The exercise: Repeat all entries exactly.

Input rows:
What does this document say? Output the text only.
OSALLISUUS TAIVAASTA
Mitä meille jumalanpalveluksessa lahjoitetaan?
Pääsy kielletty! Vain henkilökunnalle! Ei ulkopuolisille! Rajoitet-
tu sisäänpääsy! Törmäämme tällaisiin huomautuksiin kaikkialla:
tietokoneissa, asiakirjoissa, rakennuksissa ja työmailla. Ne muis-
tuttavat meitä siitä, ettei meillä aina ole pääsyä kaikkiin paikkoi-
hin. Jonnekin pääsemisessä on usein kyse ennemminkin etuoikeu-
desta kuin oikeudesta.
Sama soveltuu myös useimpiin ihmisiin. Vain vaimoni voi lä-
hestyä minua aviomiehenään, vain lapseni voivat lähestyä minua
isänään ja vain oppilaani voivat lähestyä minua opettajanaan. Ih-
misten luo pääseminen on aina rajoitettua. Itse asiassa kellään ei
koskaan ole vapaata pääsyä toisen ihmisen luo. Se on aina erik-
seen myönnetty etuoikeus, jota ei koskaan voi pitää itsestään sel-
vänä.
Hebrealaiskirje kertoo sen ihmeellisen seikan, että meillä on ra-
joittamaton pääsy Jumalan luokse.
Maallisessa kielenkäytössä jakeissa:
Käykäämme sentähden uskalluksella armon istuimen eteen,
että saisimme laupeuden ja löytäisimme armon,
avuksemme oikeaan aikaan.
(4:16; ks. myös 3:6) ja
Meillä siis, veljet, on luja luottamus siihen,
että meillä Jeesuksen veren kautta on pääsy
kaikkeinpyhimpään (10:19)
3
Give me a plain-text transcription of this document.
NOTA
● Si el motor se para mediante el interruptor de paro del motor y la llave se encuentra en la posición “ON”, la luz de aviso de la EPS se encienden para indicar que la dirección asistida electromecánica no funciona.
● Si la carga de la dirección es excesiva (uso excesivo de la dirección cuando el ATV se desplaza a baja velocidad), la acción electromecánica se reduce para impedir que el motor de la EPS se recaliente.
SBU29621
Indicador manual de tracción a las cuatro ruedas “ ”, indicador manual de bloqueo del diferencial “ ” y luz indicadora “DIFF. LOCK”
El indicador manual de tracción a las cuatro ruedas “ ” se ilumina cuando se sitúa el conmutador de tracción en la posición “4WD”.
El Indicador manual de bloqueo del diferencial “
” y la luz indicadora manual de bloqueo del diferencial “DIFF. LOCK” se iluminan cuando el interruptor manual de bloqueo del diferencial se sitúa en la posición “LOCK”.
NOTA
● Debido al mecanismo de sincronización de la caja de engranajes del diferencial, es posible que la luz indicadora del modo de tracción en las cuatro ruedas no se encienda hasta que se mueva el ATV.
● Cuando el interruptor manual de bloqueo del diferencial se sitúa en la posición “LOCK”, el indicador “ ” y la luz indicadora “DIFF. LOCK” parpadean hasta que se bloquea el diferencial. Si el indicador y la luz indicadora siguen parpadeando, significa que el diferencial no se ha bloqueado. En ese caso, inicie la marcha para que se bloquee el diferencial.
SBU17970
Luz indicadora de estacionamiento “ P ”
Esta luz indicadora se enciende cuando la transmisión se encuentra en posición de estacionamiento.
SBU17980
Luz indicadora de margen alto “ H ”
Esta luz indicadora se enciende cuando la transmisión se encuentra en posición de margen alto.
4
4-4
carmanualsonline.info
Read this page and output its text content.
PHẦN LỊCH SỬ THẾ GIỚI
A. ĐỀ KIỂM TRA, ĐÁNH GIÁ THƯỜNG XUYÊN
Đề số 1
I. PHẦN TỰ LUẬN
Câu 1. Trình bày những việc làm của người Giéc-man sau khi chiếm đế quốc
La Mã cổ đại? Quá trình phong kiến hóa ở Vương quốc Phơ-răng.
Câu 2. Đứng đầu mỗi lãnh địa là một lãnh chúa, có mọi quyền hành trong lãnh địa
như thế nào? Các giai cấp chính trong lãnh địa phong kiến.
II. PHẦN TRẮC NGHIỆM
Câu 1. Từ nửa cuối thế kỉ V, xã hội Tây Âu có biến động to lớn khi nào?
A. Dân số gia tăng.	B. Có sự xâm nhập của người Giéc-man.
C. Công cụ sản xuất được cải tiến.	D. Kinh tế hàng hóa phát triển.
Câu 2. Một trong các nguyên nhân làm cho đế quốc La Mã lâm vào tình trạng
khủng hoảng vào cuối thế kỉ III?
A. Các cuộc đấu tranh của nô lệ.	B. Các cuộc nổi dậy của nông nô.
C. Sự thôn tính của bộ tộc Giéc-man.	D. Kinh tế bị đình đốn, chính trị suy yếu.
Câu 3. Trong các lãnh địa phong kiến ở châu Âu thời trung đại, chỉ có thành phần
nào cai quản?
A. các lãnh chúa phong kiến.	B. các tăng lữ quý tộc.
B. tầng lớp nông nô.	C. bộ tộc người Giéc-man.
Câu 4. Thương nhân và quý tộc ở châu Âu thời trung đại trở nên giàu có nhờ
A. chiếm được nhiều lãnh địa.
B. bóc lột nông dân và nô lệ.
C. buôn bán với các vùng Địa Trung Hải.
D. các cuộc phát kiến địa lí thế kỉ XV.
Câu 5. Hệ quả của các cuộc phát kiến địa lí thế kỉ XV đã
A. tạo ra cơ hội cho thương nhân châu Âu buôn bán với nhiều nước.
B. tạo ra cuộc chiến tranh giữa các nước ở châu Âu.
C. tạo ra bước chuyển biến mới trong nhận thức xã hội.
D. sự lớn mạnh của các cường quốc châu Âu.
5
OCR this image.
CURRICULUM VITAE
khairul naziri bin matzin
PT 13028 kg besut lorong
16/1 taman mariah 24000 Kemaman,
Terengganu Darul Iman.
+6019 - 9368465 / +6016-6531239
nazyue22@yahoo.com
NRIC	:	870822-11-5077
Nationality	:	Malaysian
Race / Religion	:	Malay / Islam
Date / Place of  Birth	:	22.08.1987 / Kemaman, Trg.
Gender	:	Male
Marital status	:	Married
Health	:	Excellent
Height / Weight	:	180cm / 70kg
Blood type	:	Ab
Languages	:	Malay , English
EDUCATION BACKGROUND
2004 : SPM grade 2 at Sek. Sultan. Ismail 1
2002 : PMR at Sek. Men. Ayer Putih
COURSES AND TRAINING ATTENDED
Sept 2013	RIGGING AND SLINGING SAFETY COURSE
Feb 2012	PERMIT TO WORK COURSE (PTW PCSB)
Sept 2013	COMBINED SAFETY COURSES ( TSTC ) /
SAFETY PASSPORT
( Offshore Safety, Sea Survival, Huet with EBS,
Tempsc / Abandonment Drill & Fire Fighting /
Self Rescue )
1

Solution to this task:
What does this document say? Output the text only.
OSALLISUUS TAIVAASTA
Mitä meille jumalanpalveluksessa lahjoitetaan?
Pääsy kielletty! Vain henkilökunnalle! Ei ulkopuolisille! Rajoitet-
tu sisäänpääsy! Törmäämme tällaisiin huomautuksiin kaikkialla:
tietokoneissa, asiakirjoissa, rakennuksissa ja työmailla. Ne muis-
tuttavat meitä siitä, ettei meillä aina ole pääsyä kaikkiin paikkoi-
hin. Jonnekin pääsemisessä on usein kyse ennemminkin etuoikeu-
desta kuin oikeudesta.
Sama soveltuu myös useimpiin ihmisiin. Vain vaimoni voi lä-
hestyä minua aviomiehenään, vain lapseni voivat lähestyä minua
isänään ja vain oppilaani voivat lähestyä minua opettajanaan. Ih-
misten luo pääseminen on aina rajoitettua. Itse asiassa kellään ei
koskaan ole vapaata pääsyä toisen ihmisen luo. Se on aina erik-
seen myönnetty etuoikeus, jota ei koskaan voi pitää itsestään sel-
vänä.
Hebrealaiskirje kertoo sen ihmeellisen seikan, että meillä on ra-
joittamaton pääsy Jumalan luokse.
Maallisessa kielenkäytössä jakeissa:
Käykäämme sentähden uskalluksella armon istuimen eteen,
että saisimme laupeuden ja löytäisimme armon,
avuksemme oikeaan aikaan.
(4:16; ks. myös 3:6) ja
Meillä siis, veljet, on luja luottamus siihen,
että meillä Jeesuksen veren kautta on pääsy
kaikkeinpyhimpään (10:19)
3
Give me a plain-text transcription of this document.
NOTA
● Si el motor se para mediante el interruptor de paro del motor y la llave se encuentra en la posición “ON”, la luz de aviso de la EPS se encienden para indicar que la dirección asistida electromecánica no funciona.
● Si la carga de la dirección es excesiva (uso excesivo de la dirección cuando el ATV se desplaza a baja velocidad), la acción electromecánica se reduce para impedir que el motor de la EPS se recaliente.
SBU29621
Indicador manual de tracción a las cuatro ruedas “ ”, indicador manual de bloqueo del diferencial “ ” y luz indicadora “DIFF. LOCK”
El indicador manual de tracción a las cuatro ruedas “ ” se ilumina cuando se sitúa el conmutador de tracción en la posición “4WD”.
El Indicador manual de bloqueo del diferencial “
” y la luz indicadora manual de bloqueo del diferencial “DIFF. LOCK” se iluminan cuando el interruptor manual de bloqueo del diferencial se sitúa en la posición “LOCK”.
NOTA
● Debido al mecanismo de sincronización de la caja de engranajes del diferencial, es posible que la luz indicadora del modo de tracción en las cuatro ruedas no se encienda hasta que se mueva el ATV.
● Cuando el interruptor manual de bloqueo del diferencial se sitúa en la posición “LOCK”, el indicador “ ” y la luz indicadora “DIFF. LOCK” parpadean hasta que se bloquea el diferencial. Si el indicador y la luz indicadora siguen parpadeando, significa que el diferencial no se ha bloqueado. En ese caso, inicie la marcha para que se bloquee el diferencial.
SBU17970
Luz indicadora de estacionamiento “ P ”
Esta luz indicadora se enciende cuando la transmisión se encuentra en posición de estacionamiento.
SBU17980
Luz indicadora de margen alto “ H ”
Esta luz indicadora se enciende cuando la transmisión se encuentra en posición de margen alto.
4
4-4
carmanualsonline.info
Read this page and output its text content.
PHẦN LỊCH SỬ THẾ GIỚI
A. ĐỀ KIỂM TRA, ĐÁNH GIÁ THƯỜNG XUYÊN
Đề số 1
I. PHẦN TỰ LUẬN
Câu 1. Trình bày những việc làm của người Giéc-man sau khi chiếm đế quốc
La Mã cổ đại? Quá trình phong kiến hóa ở Vương quốc Phơ-răng.
Câu 2. Đứng đầu mỗi lãnh địa là một lãnh chúa, có mọi quyền hành trong lãnh địa
như thế nào? Các giai cấp chính trong lãnh địa phong kiến.
II. PHẦN TRẮC NGHIỆM
Câu 1. Từ nửa cuối thế kỉ V, xã hội Tây Âu có biến động to lớn khi nào?
A. Dân số gia tăng.	B. Có sự xâm nhập của người Giéc-man.
C. Công cụ sản xuất được cải tiến.	D. Kinh tế hàng hóa phát triển.
Câu 2. Một trong các nguyên nhân làm cho đế quốc La Mã lâm vào tình trạng
khủng hoảng vào cuối thế kỉ III?
A. Các cuộc đấu tranh của nô lệ.	B. Các cuộc nổi dậy của nông nô.
C. Sự thôn tính của bộ tộc Giéc-man.	D. Kinh tế bị đình đốn, chính trị suy yếu.
Câu 3. Trong các lãnh địa phong kiến ở châu Âu thời trung đại, chỉ có thành phần
nào cai quản?
A. các lãnh chúa phong kiến.	B. các tăng lữ quý tộc.
B. tầng lớp nông nô.	C. bộ tộc người Giéc-man.
Câu 4. Thương nhân và quý tộc ở châu Âu thời trung đại trở nên giàu có nhờ
A. chiếm được nhiều lãnh địa.
B. bóc lột nông dân và nô lệ.
C. buôn bán với các vùng Địa Trung Hải.
D. các cuộc phát kiến địa lí thế kỉ XV.
Câu 5. Hệ quả của các cuộc phát kiến địa lí thế kỉ XV đã
A. tạo ra cơ hội cho thương nhân châu Âu buôn bán với nhiều nước.
B. tạo ra cuộc chiến tranh giữa các nước ở châu Âu.
C. tạo ra bước chuyển biến mới trong nhận thức xã hội.
D. sự lớn mạnh của các cường quốc châu Âu.
5
OCR this image.
CURRICULUM VITAE
khairul naziri bin matzin
PT 13028 kg besut lorong
16/1 taman mariah 24000 Kemaman,
Terengganu Darul Iman.
+6019 - 9368465 / +6016-6531239
nazyue22@yahoo.com
NRIC	:	870822-11-5077
Nationality	:	Malaysian
Race / Religion	:	Malay / Islam
Date / Place of  Birth	:	22.08.1987 / Kemaman, Trg.
Gender	:	Male
Marital status	:	Married
Health	:	Excellent
Height / Weight	:	180cm / 70kg
Blood type	:	Ab
Languages	:	Malay , English
EDUCATION BACKGROUND
2004 : SPM grade 2 at Sek. Sultan. Ismail 1
2002 : PMR at Sek. Men. Ayer Putih
COURSES AND TRAINING ATTENDED
Sept 2013	RIGGING AND SLINGING SAFETY COURSE
Feb 2012	PERMIT TO WORK COURSE (PTW PCSB)
Sept 2013	COMBINED SAFETY COURSES ( TSTC ) /
SAFETY PASSPORT
( Offshore Safety, Sea Survival, Huet with EBS,
Tempsc / Abandonment Drill & Fire Fighting /
Self Rescue )
1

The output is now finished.